● Requirements
1. Retype part of the All-Star Game column word for word, beginning at the words "When ESPN’s Jerry" and stopping after the words "still have one.".
2. Which three players does the All-Star Game column name as the best players who played the whole game back in the old days?

## begin Passage

Change the All-Star Game or Scrap It

It’s been three days since the last regular season game, and I feel like Homer Simpson with no TV and no beer. (“All I need is a title. I was thinking along the lines of… No meaningful baseball on TV makes Alex something, something.”) Back before national television contracts and interleague play, the All-Star Game was one of the only times that fans could see the greatest players from the other league.

But then, back in the old days, some of that was ameliorated by in-season exhibition games and post-season barnstorming. And the best players — Stan Musial, Ted Williams, Willie Mays — played the whole game, because you don’t take Stan Musial out of a game. Especially not for a lame excuse like saying that the game is “for the fans.”

When ESPN’s Jerry Crasnick asked Justin Verlander about his abysmal performance in the Midsummer Classic, Verlander explained that he wasn’t trying to get by with guile. “I know this game means something,” he said, “But we’re here for the fans, and I know the fans don’t want to see me throw 90 [miles per hour] and hit the corners.”

Actually, I’m a fan, and I’d love to see the best pitcher in the league try his damnedest to beat the best players in the other league, rather than just raring back and throwing souped-up straight fastballs because he thinks that’s what people want. We need to revisit what the All-Star Game means, why it matters, and whether we should still have one.

## end Passage
## begin Records supplied

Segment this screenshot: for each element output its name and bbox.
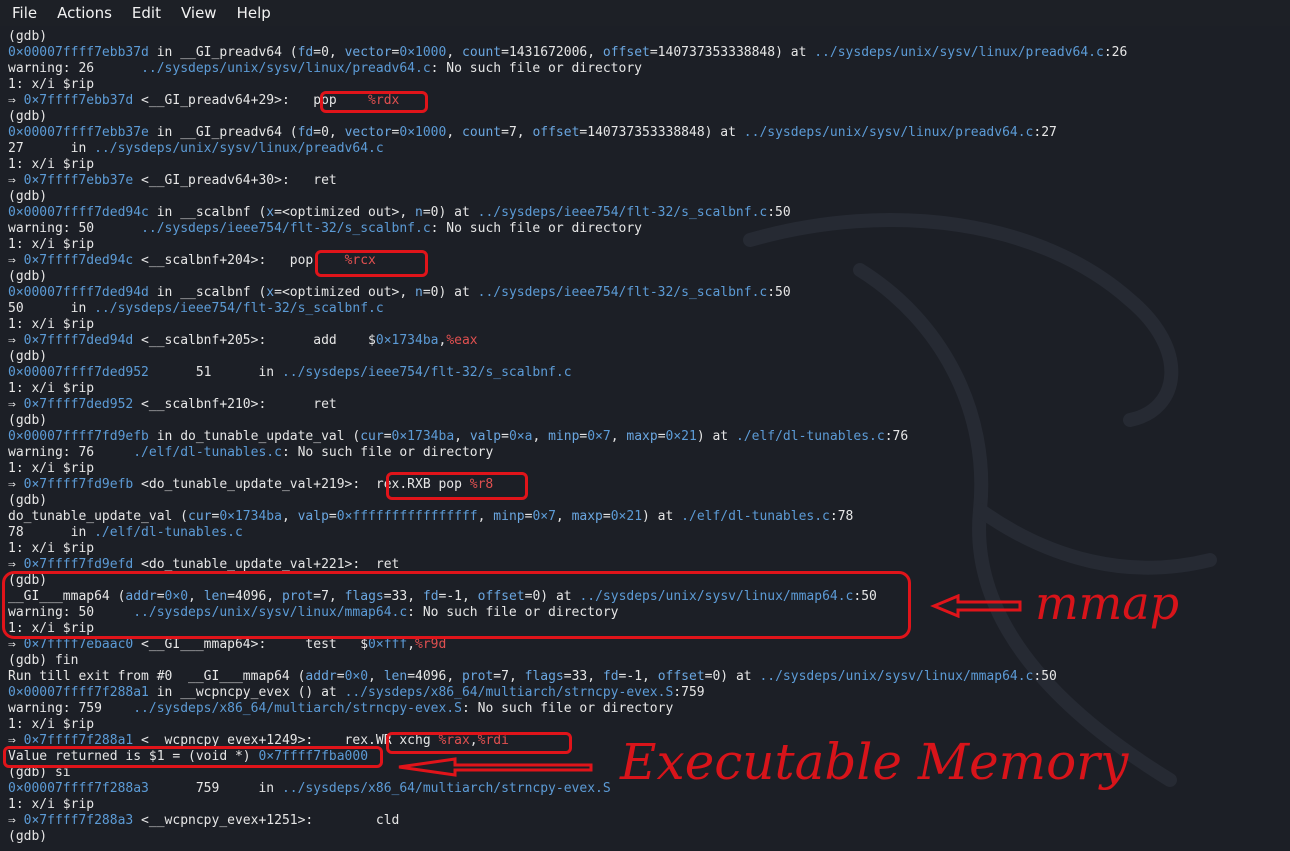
terminal-line: 1: x/i $rip	[8, 317, 95, 332]
terminal-line: ⇒ 0×7ffff7f288a3 <__wcpncpy_evex+1251>: …	[8, 813, 400, 828]
terminal-line: 0×00007ffff7fd9efb in do_tunable_update_…	[8, 429, 909, 444]
executable-memory-annotation: Executable Memory	[620, 733, 1129, 791]
mmap-arrow-icon	[930, 594, 1022, 618]
terminal-line: ⇒ 0×7ffff7ded94d <__scalbnf+205>: add $0…	[8, 333, 478, 348]
menu-bar: File Actions Edit View Help	[0, 0, 1290, 26]
terminal-line: 1: x/i $rip	[8, 541, 95, 556]
terminal-line: 1: x/i $rip	[8, 461, 95, 476]
terminal-line: (gdb)	[8, 829, 48, 844]
terminal-line: ⇒ 0×7ffff7fd9efb <do_tunable_update_val+…	[8, 477, 494, 492]
terminal-line: 1: x/i $rip	[8, 237, 95, 252]
terminal-line: 1: x/i $rip	[8, 77, 95, 92]
terminal-line: (gdb)	[8, 493, 48, 508]
terminal-line: 1: x/i $rip	[8, 717, 95, 732]
terminal-line: warning: 759 ../sysdeps/x86_64/multiarch…	[8, 701, 674, 716]
mmap-annotation: mmap	[1035, 576, 1180, 630]
menu-help[interactable]: Help	[225, 4, 279, 22]
terminal-line: warning: 26 ../sysdeps/unix/sysv/linux/p…	[8, 61, 642, 76]
terminal-output[interactable]: (gdb) 0×00007ffff7ebb37d in __GI_preadv64…	[8, 29, 1288, 845]
terminal-line: ⇒ 0×7ffff7ebb37e <__GI_preadv64+30>: ret	[8, 173, 337, 188]
terminal-line: 0×00007ffff7ebb37d in __GI_preadv64 (fd=…	[8, 45, 1128, 60]
terminal-line: ⇒ 0×7ffff7ebb37d <__GI_preadv64+29>: pop…	[8, 93, 400, 108]
terminal-line: (gdb) fin	[8, 653, 79, 668]
terminal-line: (gdb)	[8, 413, 48, 428]
highlight-mmap-call	[2, 571, 911, 639]
menu-view[interactable]: View	[169, 4, 225, 22]
terminal-line: (gdb)	[8, 269, 48, 284]
terminal-line: 0×00007ffff7f288a1 in __wcpncpy_evex () …	[8, 685, 705, 700]
menu-edit[interactable]: Edit	[120, 4, 169, 22]
terminal-line: 0×00007ffff7ded952 51 in ../sysdeps/ieee…	[8, 365, 572, 380]
terminal-line: Run till exit from #0 __GI___mmap64 (add…	[8, 669, 1057, 684]
highlight-pop-rcx	[315, 250, 428, 277]
terminal-line: 27 in ../sysdeps/unix/sysv/linux/preadv6…	[8, 141, 384, 156]
exec-arrow-icon	[398, 757, 593, 777]
terminal-line: 1: x/i $rip	[8, 381, 95, 396]
terminal-line: ⇒ 0×7ffff7ded94c <__scalbnf+204>: pop %r…	[8, 253, 376, 268]
terminal-line: (gdb)	[8, 189, 48, 204]
terminal-line: 1: x/i $rip	[8, 157, 95, 172]
terminal-line: 78 in ./elf/dl-tunables.c	[8, 525, 243, 540]
terminal-line: ⇒ 0×7ffff7ded952 <__scalbnf+210>: ret	[8, 397, 337, 412]
terminal-line: 0×00007ffff7ebb37e in __GI_preadv64 (fd=…	[8, 125, 1057, 140]
terminal-line: 0×00007ffff7ded94c in __scalbnf (x=<opti…	[8, 205, 791, 220]
highlight-xchg	[386, 732, 572, 754]
terminal-line: 0×00007ffff7ded94d in __scalbnf (x=<opti…	[8, 285, 791, 300]
terminal-line: (gdb)	[8, 109, 48, 124]
terminal-line: 50 in ../sysdeps/ieee754/flt-32/s_scalbn…	[8, 301, 384, 316]
highlight-pop-r8	[386, 472, 528, 500]
highlight-pop-rdx	[320, 91, 428, 113]
terminal-line: (gdb)	[8, 29, 48, 44]
terminal-line: (gdb)	[8, 349, 48, 364]
terminal-line: warning: 50 ../sysdeps/ieee754/flt-32/s_…	[8, 221, 642, 236]
terminal-line: 1: x/i $rip	[8, 797, 95, 812]
menu-file[interactable]: File	[0, 4, 45, 22]
terminal-line: do_tunable_update_val (cur=0×1734ba, val…	[8, 509, 854, 524]
highlight-return-value	[3, 746, 383, 768]
menu-actions[interactable]: Actions	[45, 4, 120, 22]
terminal-line: warning: 76 ./elf/dl-tunables.c: No such…	[8, 445, 494, 460]
terminal-line: ⇒ 0×7ffff7ebaac0 <__GI___mmap64>: test $…	[8, 637, 447, 652]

## end Records supplied

● Answers to the problems
1.
When ESPN’s Jerry Crasnick asked Justin Verlander about his abysmal performance in the Midsummer Classic, Verlander explained that he wasn’t trying to get by with guile. “I know this game means something,” he said, “But we’re here for the fans, and I know the fans don’t want to see me throw 90 [miles per hour] and hit the corners.”

Actually, I’m a fan, and I’d love to see the best pitcher in the league try his damnedest to beat the best players in the other league, rather than just raring back and throwing souped-up straight fastballs because he thinks that’s what people want. We need to revisit what the All-Star Game means, why it matters, and whether we should still have one.

2. Stan Musial, Ted Williams, and Willie Mays.